── ENTRIES SUPPLIED ──
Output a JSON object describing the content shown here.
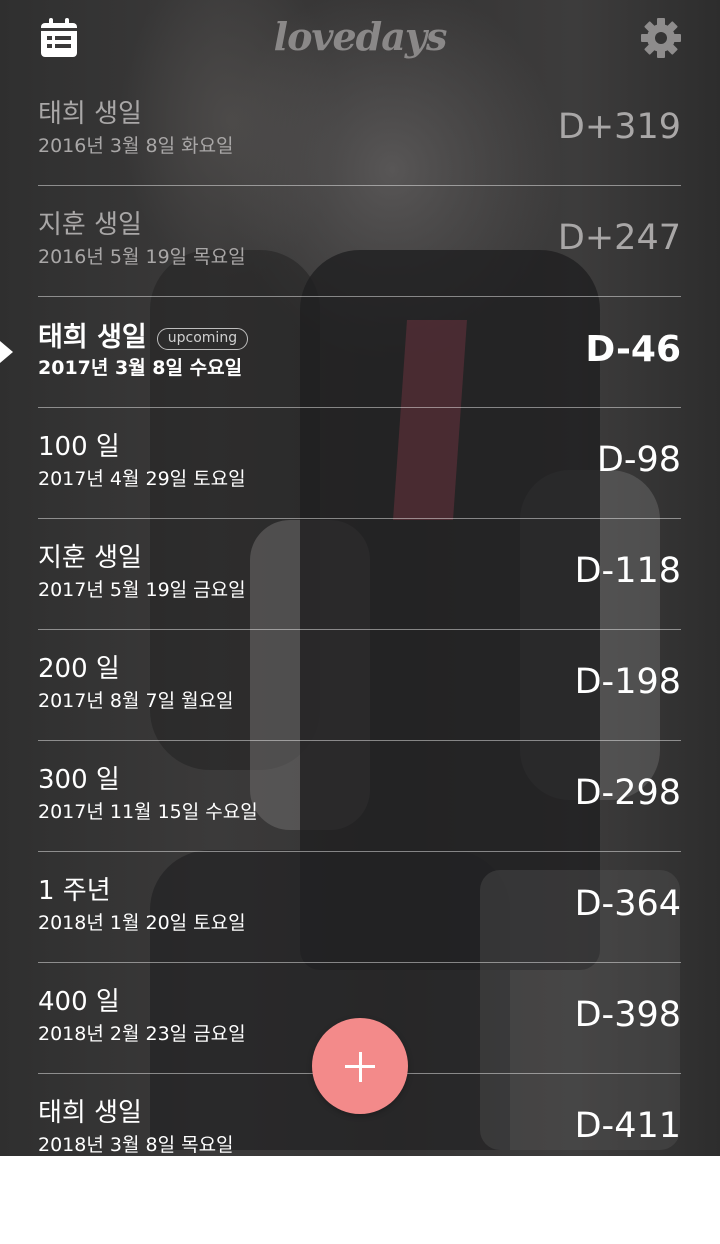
{
  "app": {
    "logo_text": "lovedays"
  },
  "colors": {
    "fab": "#f38a8a",
    "text": "#ffffff",
    "past_text": "#a9a7a7"
  },
  "icons": {
    "left": "calendar-list-icon",
    "right": "gear-icon",
    "fab": "plus-icon"
  },
  "events": [
    {
      "title": "태희 생일",
      "date": "2016년 3월 8일 화요일",
      "dday": "D+319",
      "state": "past"
    },
    {
      "title": "지훈 생일",
      "date": "2016년 5월 19일 목요일",
      "dday": "D+247",
      "state": "past"
    },
    {
      "title": "태희 생일",
      "date": "2017년 3월 8일 수요일",
      "dday": "D-46",
      "state": "upcoming",
      "badge": "upcoming"
    },
    {
      "title": "100 일",
      "date": "2017년 4월 29일 토요일",
      "dday": "D-98",
      "state": "future"
    },
    {
      "title": "지훈 생일",
      "date": "2017년 5월 19일 금요일",
      "dday": "D-118",
      "state": "future"
    },
    {
      "title": "200 일",
      "date": "2017년 8월 7일 월요일",
      "dday": "D-198",
      "state": "future"
    },
    {
      "title": "300 일",
      "date": "2017년 11월 15일 수요일",
      "dday": "D-298",
      "state": "future"
    },
    {
      "title": "1 주년",
      "date": "2018년 1월 20일 토요일",
      "dday": "D-364",
      "state": "future"
    },
    {
      "title": "400 일",
      "date": "2018년 2월 23일 금요일",
      "dday": "D-398",
      "state": "future"
    },
    {
      "title": "태희 생일",
      "date": "2018년 3월 8일 목요일",
      "dday": "D-411",
      "state": "future"
    }
  ]
}
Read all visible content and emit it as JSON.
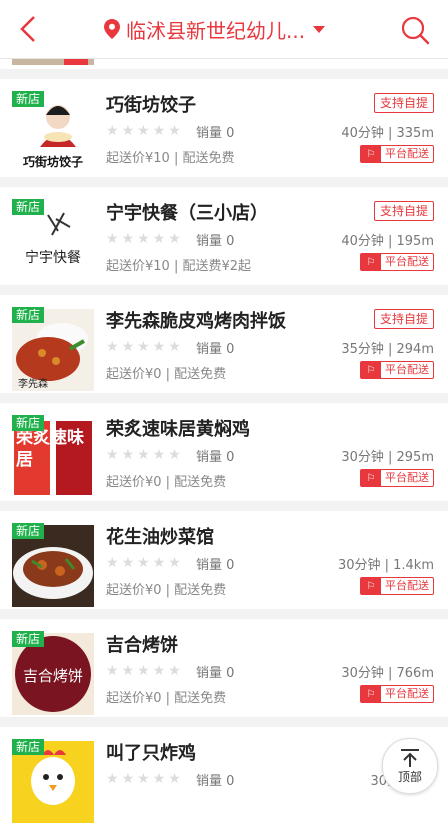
{
  "header": {
    "location": "临沭县新世纪幼儿..."
  },
  "shops": [
    {
      "name": "巧街坊饺子",
      "badge": "新店",
      "sales": "销量 0",
      "meta": "起送价¥10 | 配送免费",
      "distance": "40分钟 | 335m",
      "pickup": "支持自提",
      "delivery": "平台配送",
      "logo_text": "巧街坊饺子"
    },
    {
      "name": "宁宇快餐（三小店）",
      "badge": "新店",
      "sales": "销量 0",
      "meta": "起送价¥10 | 配送费¥2起",
      "distance": "40分钟 | 195m",
      "pickup": "支持自提",
      "delivery": "平台配送",
      "logo_text": "宁宇快餐"
    },
    {
      "name": "李先森脆皮鸡烤肉拌饭",
      "badge": "新店",
      "sales": "销量 0",
      "meta": "起送价¥0 | 配送免费",
      "distance": "35分钟 | 294m",
      "pickup": "支持自提",
      "delivery": "平台配送",
      "logo_text": "李先森"
    },
    {
      "name": "荣炙速味居黄焖鸡",
      "badge": "新店",
      "sales": "销量 0",
      "meta": "起送价¥0 | 配送免费",
      "distance": "30分钟 | 295m",
      "pickup": "",
      "delivery": "平台配送",
      "logo_text": "荣炙速味居"
    },
    {
      "name": "花生油炒菜馆",
      "badge": "新店",
      "sales": "销量 0",
      "meta": "起送价¥0 | 配送免费",
      "distance": "30分钟 | 1.4km",
      "pickup": "",
      "delivery": "平台配送"
    },
    {
      "name": "吉合烤饼",
      "badge": "新店",
      "sales": "销量 0",
      "meta": "起送价¥0 | 配送免费",
      "distance": "30分钟 | 766m",
      "pickup": "",
      "delivery": "平台配送",
      "logo_text": "吉合烤饼"
    },
    {
      "name": "叫了只炸鸡",
      "badge": "新店",
      "sales": "销量 0",
      "meta": "",
      "distance": "30分钟 | 9",
      "pickup": "",
      "delivery": ""
    }
  ],
  "top_button": {
    "label": "顶部"
  },
  "colors": {
    "accent": "#e8383d",
    "new_badge": "#20b14d"
  }
}
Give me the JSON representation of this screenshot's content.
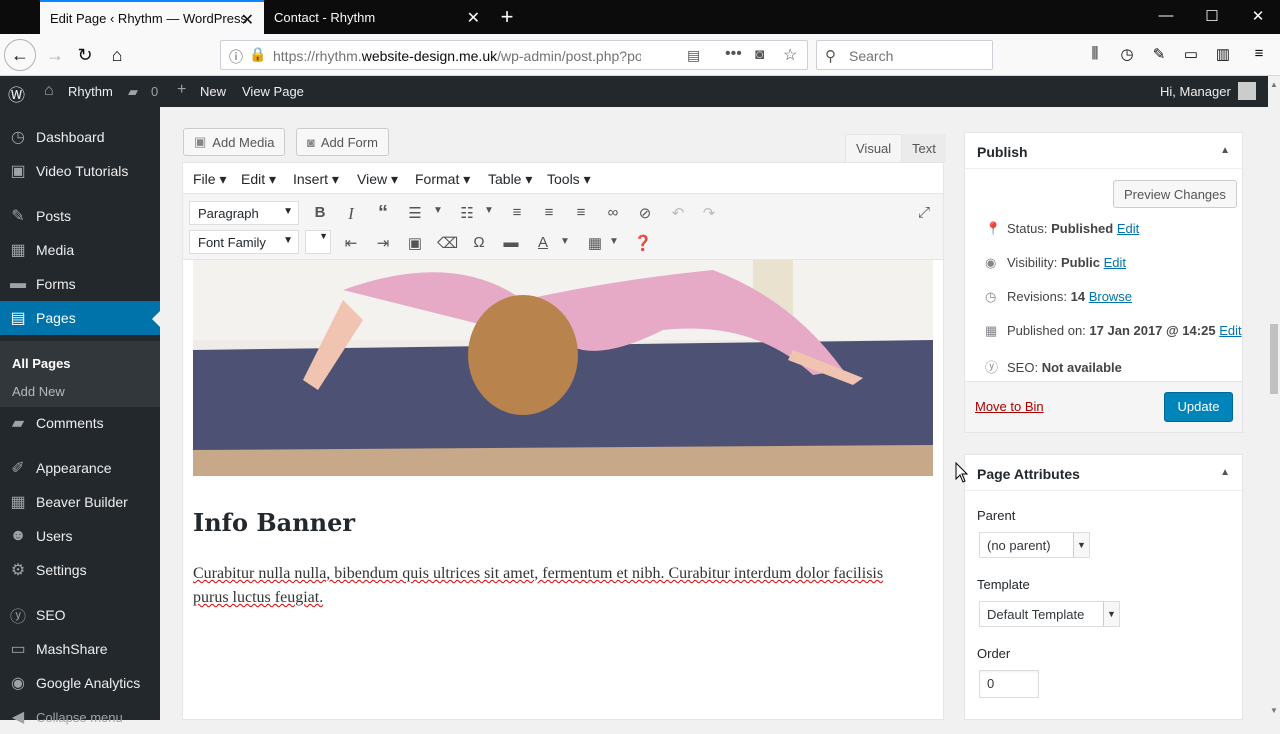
{
  "browser": {
    "tabs": [
      {
        "title": "Edit Page ‹ Rhythm — WordPress"
      },
      {
        "title": "Contact - Rhythm"
      }
    ],
    "url_prefix": "https://rhythm.",
    "url_domain": "website-design.me.uk",
    "url_suffix": "/wp-admin/post.php?po",
    "search_placeholder": "Search"
  },
  "adminbar": {
    "site_name": "Rhythm",
    "comments_count": "0",
    "new_label": "New",
    "view_page": "View Page",
    "greeting": "Hi, Manager"
  },
  "sidebar": {
    "items": [
      {
        "label": "Dashboard",
        "icon": "dashboard-icon"
      },
      {
        "label": "Video Tutorials",
        "icon": "video-icon"
      },
      {
        "label": "Posts",
        "icon": "pin-icon"
      },
      {
        "label": "Media",
        "icon": "media-icon"
      },
      {
        "label": "Forms",
        "icon": "forms-icon"
      },
      {
        "label": "Pages",
        "icon": "pages-icon"
      },
      {
        "label": "Comments",
        "icon": "comments-icon"
      },
      {
        "label": "Appearance",
        "icon": "brush-icon"
      },
      {
        "label": "Beaver Builder",
        "icon": "builder-icon"
      },
      {
        "label": "Users",
        "icon": "users-icon"
      },
      {
        "label": "Settings",
        "icon": "settings-icon"
      },
      {
        "label": "SEO",
        "icon": "seo-icon"
      },
      {
        "label": "MashShare",
        "icon": "share-icon"
      },
      {
        "label": "Google Analytics",
        "icon": "analytics-icon"
      },
      {
        "label": "Collapse menu",
        "icon": "collapse-icon"
      }
    ],
    "submenu": [
      "All Pages",
      "Add New"
    ]
  },
  "editor": {
    "add_media": "Add Media",
    "add_form": "Add Form",
    "tab_visual": "Visual",
    "tab_text": "Text",
    "menubar": [
      "File",
      "Edit",
      "Insert",
      "View",
      "Format",
      "Table",
      "Tools"
    ],
    "format_select": "Paragraph",
    "font_select": "Font Family",
    "heading": "Info Banner",
    "paragraph": "Curabitur nulla nulla, bibendum quis ultrices sit amet, fermentum et nibh. Curabitur interdum dolor facilisis purus luctus feugiat."
  },
  "publish": {
    "title": "Publish",
    "preview_button": "Preview Changes",
    "status_label": "Status:",
    "status_value": "Published",
    "visibility_label": "Visibility:",
    "visibility_value": "Public",
    "revisions_label": "Revisions:",
    "revisions_value": "14",
    "browse": "Browse",
    "published_label": "Published on:",
    "published_value": "17 Jan 2017 @ 14:25",
    "edit": "Edit",
    "seo_label": "SEO:",
    "seo_value": "Not available",
    "move_to_bin": "Move to Bin",
    "update": "Update"
  },
  "attributes": {
    "title": "Page Attributes",
    "parent_label": "Parent",
    "parent_value": "(no parent)",
    "template_label": "Template",
    "template_value": "Default Template",
    "order_label": "Order",
    "order_value": "0"
  },
  "colors": {
    "wp_blue": "#0073aa",
    "admin_dark": "#23282d",
    "danger": "#a00"
  }
}
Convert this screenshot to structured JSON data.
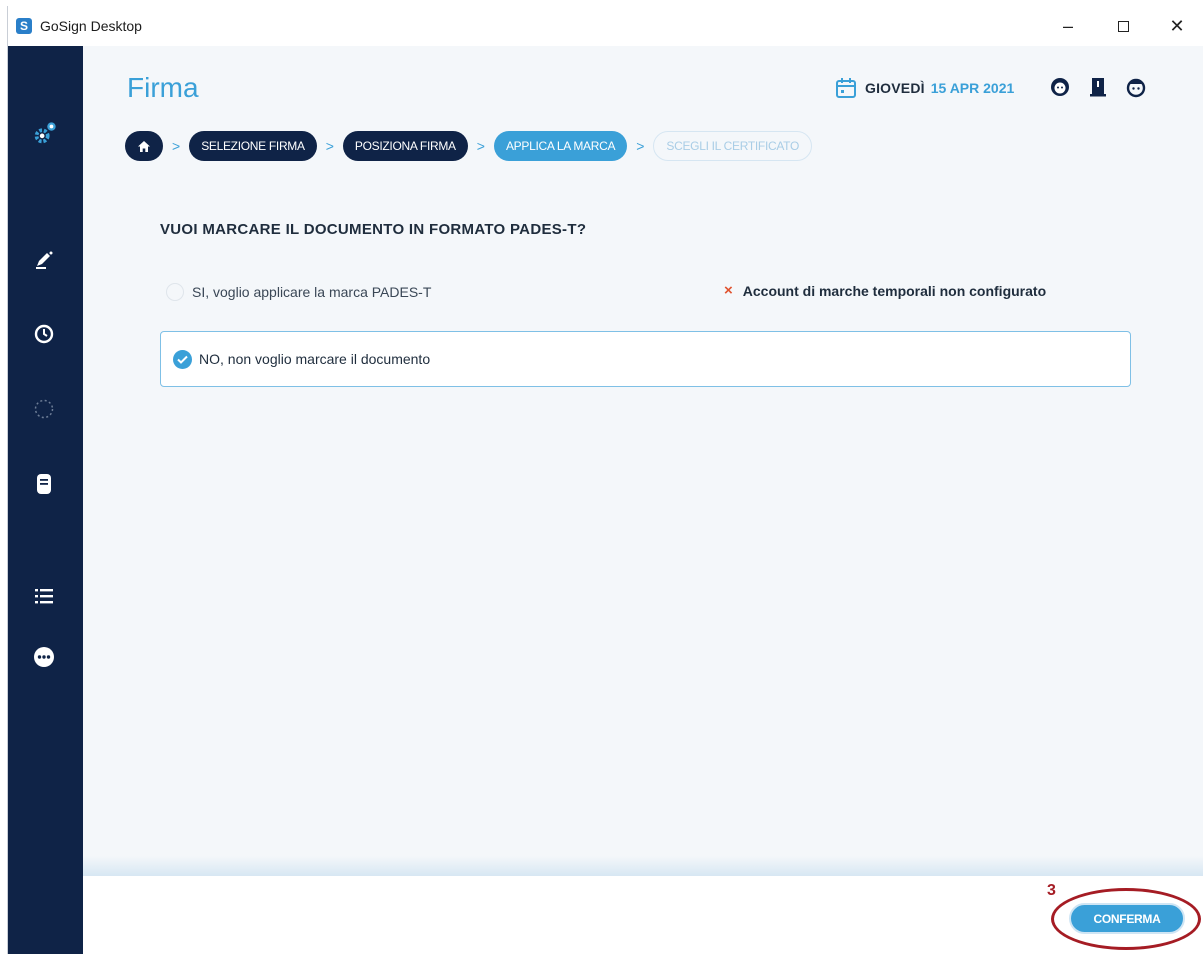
{
  "window": {
    "app_icon_letter": "S",
    "title": "GoSign Desktop",
    "min_glyph": "–",
    "close_glyph": "✕"
  },
  "header": {
    "title": "Firma",
    "day": "GIOVEDÌ",
    "date": "15 APR 2021"
  },
  "breadcrumb": {
    "steps": [
      {
        "label": "SELEZIONE FIRMA",
        "state": "done"
      },
      {
        "label": "POSIZIONA FIRMA",
        "state": "done"
      },
      {
        "label": "APPLICA LA MARCA",
        "state": "active"
      },
      {
        "label": "SCEGLI IL CERTIFICATO",
        "state": "todo"
      }
    ],
    "separator": ">"
  },
  "main": {
    "question": "VUOI MARCARE IL DOCUMENTO IN FORMATO PADES-T?",
    "option_yes": "SI, voglio applicare la marca PADES-T",
    "error_glyph": "×",
    "error_text": "Account di marche temporali non configurato",
    "option_no": "NO, non voglio marcare il documento"
  },
  "footer": {
    "confirm_label": "CONFERMA",
    "annotation_number": "3"
  },
  "colors": {
    "sidebar": "#0f2347",
    "accent": "#3aa0d8",
    "error": "#e0532f",
    "annotation": "#a51c24"
  },
  "icons": {
    "sidebar": [
      "settings-gear-icon",
      "sign-pen-icon",
      "clock-icon",
      "loading-circle-icon",
      "device-icon",
      "checklist-icon",
      "more-icon"
    ],
    "header": [
      "calendar-icon",
      "user-avatar-icon",
      "notebook-icon",
      "profile-icon"
    ]
  }
}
───
WHAT YOU SHOULD DO:
In the entries above, find every line holding the word "calendar" and copy it out.

FINAL RESULT:
    "left": "calendar-list-icon",
      "calendar-icon",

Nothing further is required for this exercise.